◆ **GOAL OF THE EXERCISE**
Sort through the data and copy the lines holding the word "moment".

◆ **MATERIAL PROVIDED**
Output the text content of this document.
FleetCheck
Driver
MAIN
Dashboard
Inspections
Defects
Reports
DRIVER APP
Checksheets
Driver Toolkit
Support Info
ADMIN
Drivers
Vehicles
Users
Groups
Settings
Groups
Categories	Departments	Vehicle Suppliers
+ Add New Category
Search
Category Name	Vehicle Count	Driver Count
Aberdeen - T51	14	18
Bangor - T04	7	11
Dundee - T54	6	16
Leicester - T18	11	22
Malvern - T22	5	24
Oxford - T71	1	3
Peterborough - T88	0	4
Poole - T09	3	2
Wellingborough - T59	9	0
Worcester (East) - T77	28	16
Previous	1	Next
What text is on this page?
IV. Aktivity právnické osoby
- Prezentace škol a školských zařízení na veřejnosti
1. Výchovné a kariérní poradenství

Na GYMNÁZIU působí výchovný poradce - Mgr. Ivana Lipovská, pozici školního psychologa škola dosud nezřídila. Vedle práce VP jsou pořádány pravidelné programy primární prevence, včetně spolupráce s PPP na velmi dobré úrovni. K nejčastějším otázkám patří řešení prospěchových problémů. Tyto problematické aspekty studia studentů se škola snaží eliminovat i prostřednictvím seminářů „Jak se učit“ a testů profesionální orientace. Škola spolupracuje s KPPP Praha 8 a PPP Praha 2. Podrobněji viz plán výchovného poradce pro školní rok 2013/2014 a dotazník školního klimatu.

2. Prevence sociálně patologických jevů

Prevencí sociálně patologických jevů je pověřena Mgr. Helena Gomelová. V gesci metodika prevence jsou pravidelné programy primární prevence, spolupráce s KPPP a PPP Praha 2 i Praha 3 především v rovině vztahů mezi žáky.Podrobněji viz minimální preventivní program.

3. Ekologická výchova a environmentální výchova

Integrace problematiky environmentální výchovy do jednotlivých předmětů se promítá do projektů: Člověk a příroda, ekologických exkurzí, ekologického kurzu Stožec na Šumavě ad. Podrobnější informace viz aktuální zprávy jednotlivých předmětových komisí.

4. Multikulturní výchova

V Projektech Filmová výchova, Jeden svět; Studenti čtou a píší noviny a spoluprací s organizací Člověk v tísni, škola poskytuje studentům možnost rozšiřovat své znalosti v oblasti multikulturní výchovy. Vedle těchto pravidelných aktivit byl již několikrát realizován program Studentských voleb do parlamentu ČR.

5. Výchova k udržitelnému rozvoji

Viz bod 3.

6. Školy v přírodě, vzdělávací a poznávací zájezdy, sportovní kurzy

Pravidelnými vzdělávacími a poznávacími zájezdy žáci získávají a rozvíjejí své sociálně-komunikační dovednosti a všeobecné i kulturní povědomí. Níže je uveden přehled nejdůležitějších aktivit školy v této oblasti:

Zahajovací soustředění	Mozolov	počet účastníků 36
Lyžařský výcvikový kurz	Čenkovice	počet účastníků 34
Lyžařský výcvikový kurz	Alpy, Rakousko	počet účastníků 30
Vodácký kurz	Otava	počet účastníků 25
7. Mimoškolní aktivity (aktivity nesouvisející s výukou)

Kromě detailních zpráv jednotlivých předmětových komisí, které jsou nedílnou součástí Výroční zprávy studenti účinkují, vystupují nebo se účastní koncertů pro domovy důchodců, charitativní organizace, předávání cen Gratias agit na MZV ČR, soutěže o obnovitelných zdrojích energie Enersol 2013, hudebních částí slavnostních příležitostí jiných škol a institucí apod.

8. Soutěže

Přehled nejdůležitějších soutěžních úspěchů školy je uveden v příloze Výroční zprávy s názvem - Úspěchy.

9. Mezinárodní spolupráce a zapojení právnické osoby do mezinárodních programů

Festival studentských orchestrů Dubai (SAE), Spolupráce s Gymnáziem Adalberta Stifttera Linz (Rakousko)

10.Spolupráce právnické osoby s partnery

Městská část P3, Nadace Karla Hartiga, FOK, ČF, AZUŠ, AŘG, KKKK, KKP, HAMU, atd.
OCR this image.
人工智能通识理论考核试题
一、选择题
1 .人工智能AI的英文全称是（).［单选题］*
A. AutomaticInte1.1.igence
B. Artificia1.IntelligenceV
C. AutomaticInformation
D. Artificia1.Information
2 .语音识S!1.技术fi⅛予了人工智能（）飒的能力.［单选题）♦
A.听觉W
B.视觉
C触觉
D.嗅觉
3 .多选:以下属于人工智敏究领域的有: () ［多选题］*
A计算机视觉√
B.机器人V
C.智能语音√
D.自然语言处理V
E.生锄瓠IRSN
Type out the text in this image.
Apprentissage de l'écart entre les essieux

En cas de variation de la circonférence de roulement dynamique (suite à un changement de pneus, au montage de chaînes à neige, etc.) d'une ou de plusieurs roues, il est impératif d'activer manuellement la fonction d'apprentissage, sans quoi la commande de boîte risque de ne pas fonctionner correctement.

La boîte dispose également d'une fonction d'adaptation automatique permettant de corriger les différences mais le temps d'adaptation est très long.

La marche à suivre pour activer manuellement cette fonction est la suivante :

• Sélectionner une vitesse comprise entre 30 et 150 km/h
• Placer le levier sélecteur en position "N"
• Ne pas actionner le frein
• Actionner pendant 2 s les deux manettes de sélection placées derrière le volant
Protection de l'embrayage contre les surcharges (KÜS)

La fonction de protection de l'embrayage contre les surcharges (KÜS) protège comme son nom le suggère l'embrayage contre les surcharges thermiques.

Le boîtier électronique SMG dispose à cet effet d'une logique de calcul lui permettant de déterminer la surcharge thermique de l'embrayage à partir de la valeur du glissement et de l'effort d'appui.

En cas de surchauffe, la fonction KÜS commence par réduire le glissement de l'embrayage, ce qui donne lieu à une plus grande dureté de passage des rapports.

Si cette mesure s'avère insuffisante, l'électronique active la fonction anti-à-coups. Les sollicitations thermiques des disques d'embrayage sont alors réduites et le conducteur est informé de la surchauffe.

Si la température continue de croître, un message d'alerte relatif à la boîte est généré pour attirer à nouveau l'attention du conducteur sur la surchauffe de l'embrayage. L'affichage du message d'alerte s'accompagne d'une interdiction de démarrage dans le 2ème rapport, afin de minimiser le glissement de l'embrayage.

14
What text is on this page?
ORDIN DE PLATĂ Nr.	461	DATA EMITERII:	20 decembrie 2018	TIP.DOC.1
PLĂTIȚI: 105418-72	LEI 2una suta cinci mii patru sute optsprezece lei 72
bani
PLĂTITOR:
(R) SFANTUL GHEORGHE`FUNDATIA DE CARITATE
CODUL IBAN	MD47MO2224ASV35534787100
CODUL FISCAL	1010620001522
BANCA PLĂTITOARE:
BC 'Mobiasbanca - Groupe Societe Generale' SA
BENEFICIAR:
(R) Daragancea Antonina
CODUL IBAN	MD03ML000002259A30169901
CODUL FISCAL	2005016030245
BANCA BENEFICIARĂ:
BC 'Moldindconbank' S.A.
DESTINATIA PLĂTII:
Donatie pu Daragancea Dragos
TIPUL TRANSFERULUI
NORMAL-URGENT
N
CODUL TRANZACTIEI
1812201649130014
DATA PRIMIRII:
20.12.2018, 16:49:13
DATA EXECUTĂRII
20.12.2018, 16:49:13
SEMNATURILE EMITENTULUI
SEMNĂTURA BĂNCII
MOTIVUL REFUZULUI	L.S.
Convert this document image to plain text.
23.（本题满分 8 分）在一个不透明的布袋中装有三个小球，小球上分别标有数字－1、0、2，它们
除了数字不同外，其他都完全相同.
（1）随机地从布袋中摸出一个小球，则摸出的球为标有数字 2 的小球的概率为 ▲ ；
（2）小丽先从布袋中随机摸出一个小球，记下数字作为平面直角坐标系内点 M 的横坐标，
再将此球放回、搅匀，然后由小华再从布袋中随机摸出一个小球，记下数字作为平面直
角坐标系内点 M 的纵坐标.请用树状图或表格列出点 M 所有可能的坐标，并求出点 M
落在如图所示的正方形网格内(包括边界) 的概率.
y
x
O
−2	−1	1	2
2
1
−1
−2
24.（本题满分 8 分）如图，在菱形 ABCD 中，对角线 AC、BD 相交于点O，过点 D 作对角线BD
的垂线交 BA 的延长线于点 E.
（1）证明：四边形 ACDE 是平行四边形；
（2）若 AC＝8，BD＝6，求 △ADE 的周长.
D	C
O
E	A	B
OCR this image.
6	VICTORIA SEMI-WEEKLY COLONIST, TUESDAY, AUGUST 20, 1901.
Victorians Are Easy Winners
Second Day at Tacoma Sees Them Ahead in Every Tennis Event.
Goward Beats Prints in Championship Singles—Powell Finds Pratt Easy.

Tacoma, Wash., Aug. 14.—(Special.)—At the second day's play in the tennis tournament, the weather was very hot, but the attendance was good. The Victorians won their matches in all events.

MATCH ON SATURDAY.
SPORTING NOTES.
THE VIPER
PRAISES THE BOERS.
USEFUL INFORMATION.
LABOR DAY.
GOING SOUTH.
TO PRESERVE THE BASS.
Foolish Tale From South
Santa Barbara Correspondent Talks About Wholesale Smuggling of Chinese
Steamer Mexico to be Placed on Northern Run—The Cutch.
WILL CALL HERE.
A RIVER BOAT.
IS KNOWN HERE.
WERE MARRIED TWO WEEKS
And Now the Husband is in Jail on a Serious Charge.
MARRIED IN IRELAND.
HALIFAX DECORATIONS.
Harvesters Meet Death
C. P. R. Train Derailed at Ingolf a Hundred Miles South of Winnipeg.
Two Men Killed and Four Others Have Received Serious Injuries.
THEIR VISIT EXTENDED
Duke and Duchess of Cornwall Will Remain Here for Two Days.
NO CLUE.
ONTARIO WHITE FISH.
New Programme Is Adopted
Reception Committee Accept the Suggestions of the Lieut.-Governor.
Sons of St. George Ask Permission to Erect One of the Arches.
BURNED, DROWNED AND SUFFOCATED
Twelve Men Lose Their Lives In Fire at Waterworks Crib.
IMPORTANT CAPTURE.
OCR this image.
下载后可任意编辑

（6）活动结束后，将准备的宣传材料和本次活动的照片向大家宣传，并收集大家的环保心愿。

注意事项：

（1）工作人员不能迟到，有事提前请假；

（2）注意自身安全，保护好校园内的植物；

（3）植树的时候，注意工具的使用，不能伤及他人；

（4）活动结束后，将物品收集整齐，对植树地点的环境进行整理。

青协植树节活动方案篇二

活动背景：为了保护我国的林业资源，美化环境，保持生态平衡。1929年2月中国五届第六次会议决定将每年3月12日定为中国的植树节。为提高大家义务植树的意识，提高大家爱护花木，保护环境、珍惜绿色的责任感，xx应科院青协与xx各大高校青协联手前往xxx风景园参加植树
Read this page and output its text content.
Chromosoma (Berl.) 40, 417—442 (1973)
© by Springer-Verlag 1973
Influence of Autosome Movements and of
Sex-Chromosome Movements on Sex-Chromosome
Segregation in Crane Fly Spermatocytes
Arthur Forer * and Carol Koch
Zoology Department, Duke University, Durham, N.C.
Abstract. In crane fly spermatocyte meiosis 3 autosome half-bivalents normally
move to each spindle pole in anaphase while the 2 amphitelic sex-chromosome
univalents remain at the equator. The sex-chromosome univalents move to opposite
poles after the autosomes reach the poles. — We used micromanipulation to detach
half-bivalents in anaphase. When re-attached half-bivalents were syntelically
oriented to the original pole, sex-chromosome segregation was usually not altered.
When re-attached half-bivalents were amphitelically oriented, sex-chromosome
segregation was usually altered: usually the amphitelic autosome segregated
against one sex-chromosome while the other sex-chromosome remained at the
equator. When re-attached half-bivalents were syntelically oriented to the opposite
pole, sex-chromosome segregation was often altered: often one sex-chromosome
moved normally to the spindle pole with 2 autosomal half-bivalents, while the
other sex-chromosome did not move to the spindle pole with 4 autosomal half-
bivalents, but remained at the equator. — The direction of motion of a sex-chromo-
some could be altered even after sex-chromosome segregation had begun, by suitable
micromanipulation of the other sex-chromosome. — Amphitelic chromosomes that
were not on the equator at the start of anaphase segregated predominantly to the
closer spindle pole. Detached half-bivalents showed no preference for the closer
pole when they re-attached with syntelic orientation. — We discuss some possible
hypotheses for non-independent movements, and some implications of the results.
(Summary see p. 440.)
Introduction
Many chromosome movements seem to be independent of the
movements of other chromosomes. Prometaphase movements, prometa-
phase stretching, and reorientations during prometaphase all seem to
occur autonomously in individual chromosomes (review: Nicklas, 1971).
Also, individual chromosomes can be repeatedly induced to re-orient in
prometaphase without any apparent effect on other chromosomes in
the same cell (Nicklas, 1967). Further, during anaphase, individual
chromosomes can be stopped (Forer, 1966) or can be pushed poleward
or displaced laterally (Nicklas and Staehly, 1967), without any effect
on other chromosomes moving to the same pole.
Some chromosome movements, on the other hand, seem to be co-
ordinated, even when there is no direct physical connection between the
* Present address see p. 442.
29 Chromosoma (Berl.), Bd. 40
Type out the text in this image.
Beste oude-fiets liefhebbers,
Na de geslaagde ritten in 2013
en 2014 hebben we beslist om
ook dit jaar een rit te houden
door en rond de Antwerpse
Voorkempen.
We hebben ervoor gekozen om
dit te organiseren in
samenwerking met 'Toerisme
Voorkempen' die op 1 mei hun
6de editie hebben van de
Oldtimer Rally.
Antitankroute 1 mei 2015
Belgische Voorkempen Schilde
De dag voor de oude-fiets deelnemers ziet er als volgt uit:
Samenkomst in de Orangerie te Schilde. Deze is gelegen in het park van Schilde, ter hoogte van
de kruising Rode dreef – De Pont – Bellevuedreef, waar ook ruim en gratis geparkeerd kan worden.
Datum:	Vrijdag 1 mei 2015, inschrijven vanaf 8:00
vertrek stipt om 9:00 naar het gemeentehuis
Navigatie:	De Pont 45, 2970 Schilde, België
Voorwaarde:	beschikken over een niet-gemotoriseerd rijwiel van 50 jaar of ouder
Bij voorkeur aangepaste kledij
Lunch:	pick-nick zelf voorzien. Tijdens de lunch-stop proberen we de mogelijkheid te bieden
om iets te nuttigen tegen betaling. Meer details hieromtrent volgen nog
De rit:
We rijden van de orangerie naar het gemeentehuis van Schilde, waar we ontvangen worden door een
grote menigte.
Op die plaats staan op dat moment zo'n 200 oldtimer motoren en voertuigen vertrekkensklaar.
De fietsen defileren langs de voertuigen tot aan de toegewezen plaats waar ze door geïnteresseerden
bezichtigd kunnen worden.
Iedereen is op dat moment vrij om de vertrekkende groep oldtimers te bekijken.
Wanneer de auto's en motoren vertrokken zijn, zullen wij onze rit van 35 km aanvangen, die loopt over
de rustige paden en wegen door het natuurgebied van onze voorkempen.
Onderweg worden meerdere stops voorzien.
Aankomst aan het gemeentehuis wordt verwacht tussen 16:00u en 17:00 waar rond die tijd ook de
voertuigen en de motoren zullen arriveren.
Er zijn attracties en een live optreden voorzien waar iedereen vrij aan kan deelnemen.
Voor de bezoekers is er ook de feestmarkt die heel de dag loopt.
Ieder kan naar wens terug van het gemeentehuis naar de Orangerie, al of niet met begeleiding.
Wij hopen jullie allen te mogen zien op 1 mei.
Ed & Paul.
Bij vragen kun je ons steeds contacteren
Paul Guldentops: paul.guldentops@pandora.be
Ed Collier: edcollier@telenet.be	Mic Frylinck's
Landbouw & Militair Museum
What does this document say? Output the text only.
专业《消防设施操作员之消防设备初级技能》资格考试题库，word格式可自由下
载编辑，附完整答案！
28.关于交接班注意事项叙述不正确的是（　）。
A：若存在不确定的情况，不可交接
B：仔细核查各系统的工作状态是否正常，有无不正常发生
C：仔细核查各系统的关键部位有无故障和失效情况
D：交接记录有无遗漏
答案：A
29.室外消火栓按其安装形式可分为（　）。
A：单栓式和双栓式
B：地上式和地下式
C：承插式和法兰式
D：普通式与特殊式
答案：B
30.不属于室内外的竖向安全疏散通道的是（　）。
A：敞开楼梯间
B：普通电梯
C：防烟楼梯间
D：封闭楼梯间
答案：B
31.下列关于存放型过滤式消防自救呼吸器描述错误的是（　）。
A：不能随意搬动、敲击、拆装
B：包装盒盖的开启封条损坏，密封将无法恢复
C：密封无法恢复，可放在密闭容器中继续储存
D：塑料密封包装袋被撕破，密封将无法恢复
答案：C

◆ **RESULT**
Op die plaats staan op dat moment zo'n 200 oldtimer motoren en voertuigen vertrekkensklaar.
Iedereen is op dat moment vrij om de vertrekkende groep oldtimers te bekijken.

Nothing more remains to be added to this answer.